%%

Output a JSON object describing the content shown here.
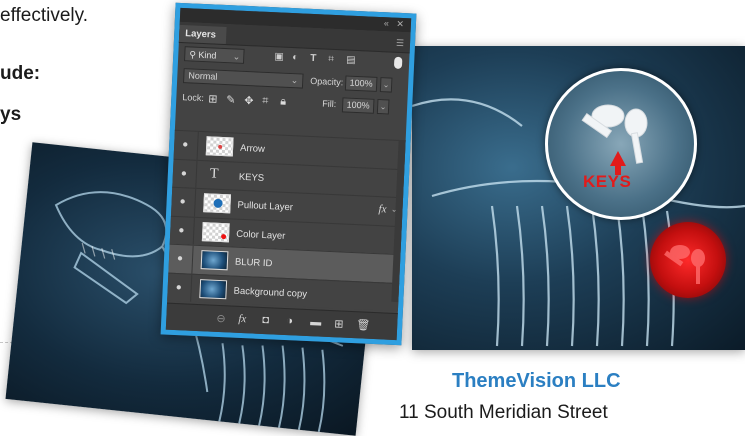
{
  "document": {
    "line1": "effectively.",
    "line2": "ude:",
    "line3": "ys",
    "company": "ThemeVision LLC",
    "address": "11 South Meridian Street"
  },
  "overlay": {
    "keys_label": "KEYS"
  },
  "panel": {
    "title_controls": [
      "«",
      "✕"
    ],
    "tab_label": "Layers",
    "filter": {
      "label": "Kind",
      "icons": [
        "image-filter-icon",
        "adjustment-filter-icon",
        "type-filter-icon",
        "shape-filter-icon",
        "smart-object-filter-icon"
      ]
    },
    "blend_mode": "Normal",
    "opacity_label": "Opacity:",
    "opacity_value": "100%",
    "lock_label": "Lock:",
    "fill_label": "Fill:",
    "fill_value": "100%",
    "layers": [
      {
        "name": "Arrow",
        "kind": "raster",
        "selected": false
      },
      {
        "name": "KEYS",
        "kind": "type",
        "selected": false
      },
      {
        "name": "Pullout Layer",
        "kind": "raster",
        "selected": false,
        "fx": "fx"
      },
      {
        "name": "Color Layer",
        "kind": "raster",
        "selected": false
      },
      {
        "name": "BLUR ID",
        "kind": "photo",
        "selected": true
      },
      {
        "name": "Background copy",
        "kind": "photo",
        "selected": false
      }
    ],
    "footer_icons": [
      "link-layers-icon",
      "fx-icon",
      "mask-icon",
      "adjustment-layer-icon",
      "group-folder-icon",
      "new-layer-icon",
      "trash-icon"
    ]
  },
  "colors": {
    "panel_border": "#2f9fe0",
    "company_blue": "#2b7fc2",
    "keys_red": "#e11b1b"
  }
}
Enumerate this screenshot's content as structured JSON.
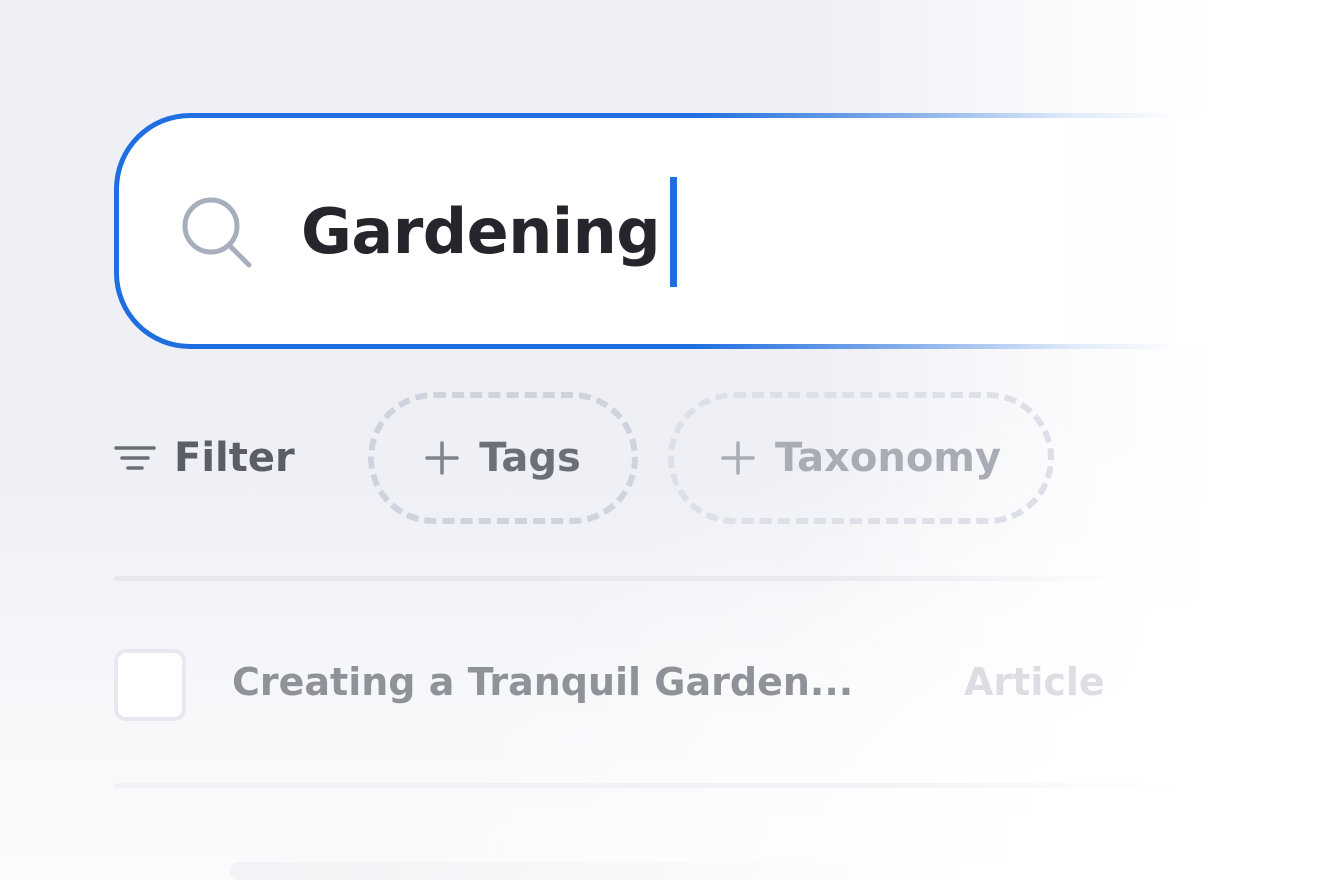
{
  "search": {
    "value": "Gardening",
    "accent_color": "#1f6fe0",
    "icon": "search-icon"
  },
  "filters": {
    "filter_label": "Filter",
    "filter_icon": "filter-lines-icon",
    "chips": [
      {
        "label": "Tags",
        "icon": "plus-icon"
      },
      {
        "label": "Taxonomy",
        "icon": "plus-icon"
      }
    ]
  },
  "results": {
    "rows": [
      {
        "title": "Creating a Tranquil Garden...",
        "type": "Article",
        "checked": false
      }
    ]
  }
}
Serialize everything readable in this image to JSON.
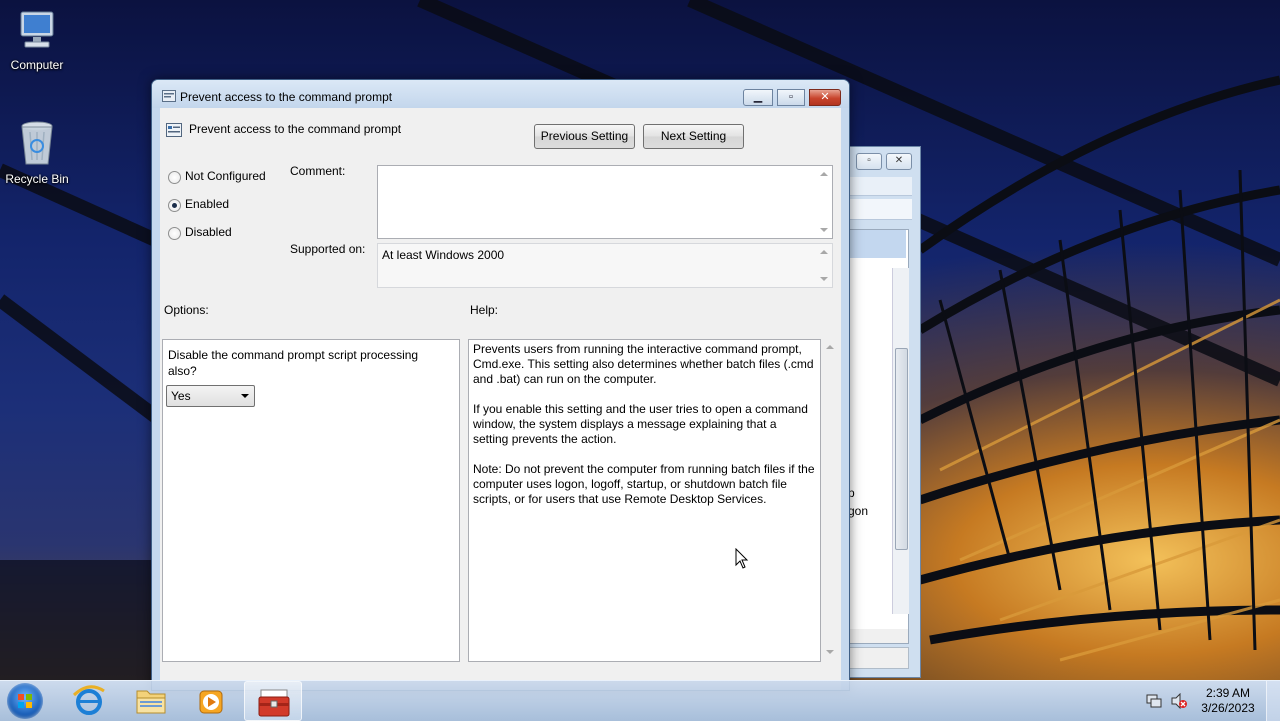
{
  "desktop": {
    "icons": [
      {
        "label": "Computer",
        "icon": "computer-icon"
      },
      {
        "label": "Recycle Bin",
        "icon": "recycle-bin-icon"
      }
    ]
  },
  "background_window": {
    "fragments": [
      "p",
      "gon"
    ]
  },
  "dialog": {
    "title": "Prevent access to the command prompt",
    "policy_name": "Prevent access to the command prompt",
    "previous_setting_label": "Previous Setting",
    "next_setting_label": "Next Setting",
    "radio_options": [
      {
        "label": "Not Configured",
        "selected": false
      },
      {
        "label": "Enabled",
        "selected": true
      },
      {
        "label": "Disabled",
        "selected": false
      }
    ],
    "comment_label": "Comment:",
    "comment_value": "",
    "supported_on_label": "Supported on:",
    "supported_on_value": "At least Windows 2000",
    "options_label": "Options:",
    "help_label": "Help:",
    "option_question": "Disable the command prompt script processing also?",
    "option_selected": "Yes",
    "help_paragraphs": [
      "Prevents users from running the interactive command prompt, Cmd.exe. This setting also determines whether batch files (.cmd and .bat) can run on the computer.",
      "If you enable this setting and the user tries to open a command window, the system displays a message explaining that a setting prevents the action.",
      "Note: Do not prevent the computer from running batch files if the computer uses logon, logoff, startup, or shutdown batch file scripts, or for users that use Remote Desktop Services."
    ]
  },
  "taskbar": {
    "items": [
      {
        "name": "internet-explorer",
        "icon": "internet-explorer-icon"
      },
      {
        "name": "windows-explorer",
        "icon": "folder-icon"
      },
      {
        "name": "media-player",
        "icon": "media-player-icon"
      },
      {
        "name": "group-policy-editor",
        "icon": "toolbox-icon",
        "active": true
      }
    ],
    "clock_time": "2:39 AM",
    "clock_date": "3/26/2023"
  },
  "colors": {
    "title_bar": "#c5d8ee",
    "close_button": "#c8442d",
    "client_bg": "#f0f0f0"
  }
}
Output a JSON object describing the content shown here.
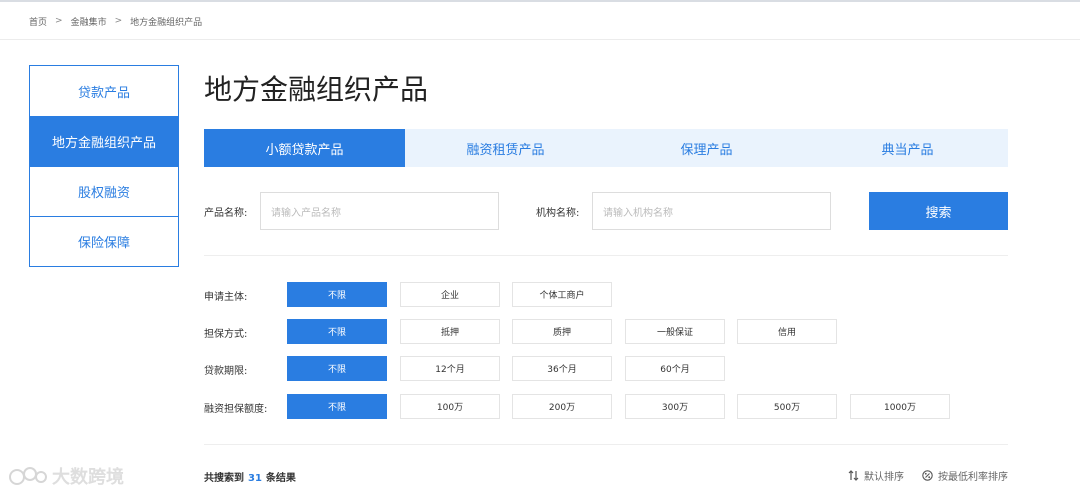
{
  "breadcrumb": {
    "items": [
      "首页",
      "金融集市",
      "地方金融组织产品"
    ],
    "separator": ">"
  },
  "sidebar": {
    "items": [
      {
        "label": "贷款产品",
        "active": false
      },
      {
        "label": "地方金融组织产品",
        "active": true
      },
      {
        "label": "股权融资",
        "active": false
      },
      {
        "label": "保险保障",
        "active": false
      }
    ]
  },
  "page": {
    "title": "地方金融组织产品"
  },
  "tabs": [
    {
      "label": "小额贷款产品",
      "active": true
    },
    {
      "label": "融资租赁产品",
      "active": false
    },
    {
      "label": "保理产品",
      "active": false
    },
    {
      "label": "典当产品",
      "active": false
    }
  ],
  "search": {
    "product_label": "产品名称:",
    "product_placeholder": "请输入产品名称",
    "org_label": "机构名称:",
    "org_placeholder": "请输入机构名称",
    "button_label": "搜索"
  },
  "filters": [
    {
      "label": "申请主体:",
      "options": [
        "不限",
        "企业",
        "个体工商户"
      ],
      "selected": 0
    },
    {
      "label": "担保方式:",
      "options": [
        "不限",
        "抵押",
        "质押",
        "一般保证",
        "信用"
      ],
      "selected": 0
    },
    {
      "label": "贷款期限:",
      "options": [
        "不限",
        "12个月",
        "36个月",
        "60个月"
      ],
      "selected": 0
    },
    {
      "label": "融资担保额度:",
      "options": [
        "不限",
        "100万",
        "200万",
        "300万",
        "500万",
        "1000万"
      ],
      "selected": 0
    }
  ],
  "results": {
    "prefix": "共搜索到",
    "count": "31",
    "suffix": "条结果"
  },
  "sort": {
    "default_label": "默认排序",
    "rate_label": "按最低利率排序",
    "default_icon": "sort-arrows-icon",
    "rate_icon": "percent-circle-icon"
  },
  "watermark": {
    "text": "大数跨境"
  },
  "colors": {
    "primary": "#2a7de1",
    "tab_bg": "#eaf3fd",
    "border": "#e4e4e4"
  }
}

%%

**Exercise requirements**
Repeat all of the records verbatim, leaving out the pictures.

**Task solution**
Output a JSON object describing the content shown here.
{
  "document": {
    "line1": "effectively.",
    "line2": "ude:",
    "line3": "ys",
    "company": "ThemeVision LLC",
    "address": "11 South Meridian Street"
  },
  "overlay": {
    "keys_label": "KEYS"
  },
  "panel": {
    "title_controls": [
      "«",
      "✕"
    ],
    "tab_label": "Layers",
    "filter": {
      "label": "Kind",
      "icons": [
        "image-filter-icon",
        "adjustment-filter-icon",
        "type-filter-icon",
        "shape-filter-icon",
        "smart-object-filter-icon"
      ]
    },
    "blend_mode": "Normal",
    "opacity_label": "Opacity:",
    "opacity_value": "100%",
    "lock_label": "Lock:",
    "fill_label": "Fill:",
    "fill_value": "100%",
    "layers": [
      {
        "name": "Arrow",
        "kind": "raster",
        "selected": false
      },
      {
        "name": "KEYS",
        "kind": "type",
        "selected": false
      },
      {
        "name": "Pullout Layer",
        "kind": "raster",
        "selected": false,
        "fx": "fx"
      },
      {
        "name": "Color Layer",
        "kind": "raster",
        "selected": false
      },
      {
        "name": "BLUR ID",
        "kind": "photo",
        "selected": true
      },
      {
        "name": "Background copy",
        "kind": "photo",
        "selected": false
      }
    ],
    "footer_icons": [
      "link-layers-icon",
      "fx-icon",
      "mask-icon",
      "adjustment-layer-icon",
      "group-folder-icon",
      "new-layer-icon",
      "trash-icon"
    ]
  },
  "colors": {
    "panel_border": "#2f9fe0",
    "company_blue": "#2b7fc2",
    "keys_red": "#e11b1b"
  }
}
Enumerate this screenshot's content as structured JSON.
{
  "search": {
    "value": "Gardening",
    "accent_color": "#1f6fe0",
    "icon": "search-icon"
  },
  "filters": {
    "filter_label": "Filter",
    "filter_icon": "filter-lines-icon",
    "chips": [
      {
        "label": "Tags",
        "icon": "plus-icon"
      },
      {
        "label": "Taxonomy",
        "icon": "plus-icon"
      }
    ]
  },
  "results": {
    "rows": [
      {
        "title": "Creating a Tranquil Garden...",
        "type": "Article",
        "checked": false
      }
    ]
  }
}
Serialize everything readable in this image to JSON.
{
  "desktop": {
    "icons": [
      {
        "label": "Computer",
        "icon": "computer-icon"
      },
      {
        "label": "Recycle Bin",
        "icon": "recycle-bin-icon"
      }
    ]
  },
  "background_window": {
    "fragments": [
      "p",
      "gon"
    ]
  },
  "dialog": {
    "title": "Prevent access to the command prompt",
    "policy_name": "Prevent access to the command prompt",
    "previous_setting_label": "Previous Setting",
    "next_setting_label": "Next Setting",
    "radio_options": [
      {
        "label": "Not Configured",
        "selected": false
      },
      {
        "label": "Enabled",
        "selected": true
      },
      {
        "label": "Disabled",
        "selected": false
      }
    ],
    "comment_label": "Comment:",
    "comment_value": "",
    "supported_on_label": "Supported on:",
    "supported_on_value": "At least Windows 2000",
    "options_label": "Options:",
    "help_label": "Help:",
    "option_question": "Disable the command prompt script processing also?",
    "option_selected": "Yes",
    "help_paragraphs": [
      "Prevents users from running the interactive command prompt, Cmd.exe. This setting also determines whether batch files (.cmd and .bat) can run on the computer.",
      "If you enable this setting and the user tries to open a command window, the system displays a message explaining that a setting prevents the action.",
      "Note: Do not prevent the computer from running batch files if the computer uses logon, logoff, startup, or shutdown batch file scripts, or for users that use Remote Desktop Services."
    ]
  },
  "taskbar": {
    "items": [
      {
        "name": "internet-explorer",
        "icon": "internet-explorer-icon"
      },
      {
        "name": "windows-explorer",
        "icon": "folder-icon"
      },
      {
        "name": "media-player",
        "icon": "media-player-icon"
      },
      {
        "name": "group-policy-editor",
        "icon": "toolbox-icon",
        "active": true
      }
    ],
    "clock_time": "2:39 AM",
    "clock_date": "3/26/2023"
  },
  "colors": {
    "title_bar": "#c5d8ee",
    "close_button": "#c8442d",
    "client_bg": "#f0f0f0"
  }
}
Output a JSON object describing the content shown here.
{
  "breadcrumb": {
    "items": [
      "首页",
      "金融集市",
      "地方金融组织产品"
    ],
    "separator": ">"
  },
  "sidebar": {
    "items": [
      {
        "label": "贷款产品",
        "active": false
      },
      {
        "label": "地方金融组织产品",
        "active": true
      },
      {
        "label": "股权融资",
        "active": false
      },
      {
        "label": "保险保障",
        "active": false
      }
    ]
  },
  "page": {
    "title": "地方金融组织产品"
  },
  "tabs": [
    {
      "label": "小额贷款产品",
      "active": true
    },
    {
      "label": "融资租赁产品",
      "active": false
    },
    {
      "label": "保理产品",
      "active": false
    },
    {
      "label": "典当产品",
      "active": false
    }
  ],
  "search": {
    "product_label": "产品名称:",
    "product_placeholder": "请输入产品名称",
    "org_label": "机构名称:",
    "org_placeholder": "请输入机构名称",
    "button_label": "搜索"
  },
  "filters": [
    {
      "label": "申请主体:",
      "options": [
        "不限",
        "企业",
        "个体工商户"
      ],
      "selected": 0
    },
    {
      "label": "担保方式:",
      "options": [
        "不限",
        "抵押",
        "质押",
        "一般保证",
        "信用"
      ],
      "selected": 0
    },
    {
      "label": "贷款期限:",
      "options": [
        "不限",
        "12个月",
        "36个月",
        "60个月"
      ],
      "selected": 0
    },
    {
      "label": "融资担保额度:",
      "options": [
        "不限",
        "100万",
        "200万",
        "300万",
        "500万",
        "1000万"
      ],
      "selected": 0
    }
  ],
  "results": {
    "prefix": "共搜索到",
    "count": "31",
    "suffix": "条结果"
  },
  "sort": {
    "default_label": "默认排序",
    "rate_label": "按最低利率排序",
    "default_icon": "sort-arrows-icon",
    "rate_icon": "percent-circle-icon"
  },
  "watermark": {
    "text": "大数跨境"
  },
  "colors": {
    "primary": "#2a7de1",
    "tab_bg": "#eaf3fd",
    "border": "#e4e4e4"
  }
}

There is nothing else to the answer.